**Exercises to complete:**
(a) In the post titled "Touching the Past," how old was the Assyrian relief the writer once touched?
(b) From the post titled "Touching the Past," reproduce word for word the passage starting with "The majority of" and going on through "I can’t describe.".

═════ Text block ═════

Thursday, April 3, 2014

Touching the Past

Unidentified women on one of the promenade decks
 of what we believe is the RMS Lusitania.
The glass slides are stereoscopic, to be used
 in a stereoscopic viewer for a 3D effect
Don’t tell anyone, but the oldest thing I've ever touched was a 3,000 year old Assyrian relief. It was worth it. You could still see some of the original paint in the cracks and cuneiform covered it. At one time that panel, and its fellows, were brilliantly painted and adorned the walls of a palace.  
The majority of old things that I’m familiar with are much more recent than those stone reliefs, but I still have a similar thrill when I handle them. Not long ago, we came into possession of a box full of hundreds of glass slides taken by my great-great uncles at the turn of the last century. They’re more than a hundred years old and depict a lost time that we will never see again. Holding them up to the light transports you suddenly into the past in a way that I can’t describe.

═════ Dataset content ═════

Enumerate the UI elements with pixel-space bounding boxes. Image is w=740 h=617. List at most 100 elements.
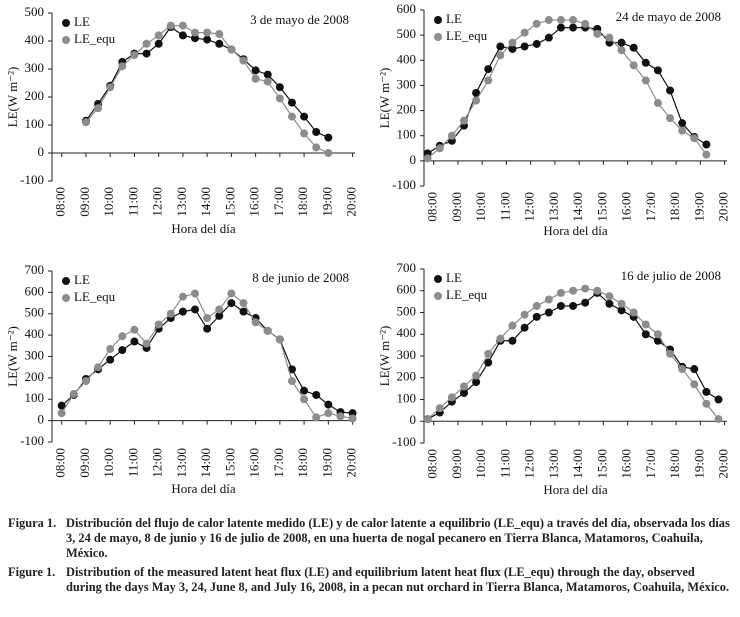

═════

**Answers by task:**
(a) It was 3,000 years old.

(b)
The majority of old things that I’m familiar with are much more recent than those stone reliefs, but I still have a similar thrill when I handle them. Not long ago, we came into possession of a box full of hundreds of glass slides taken by my great-great uncles at the turn of the last century. They’re more than a hundred years old and depict a lost time that we will never see again. Holding them up to the light transports you suddenly into the past in a way that I can’t describe.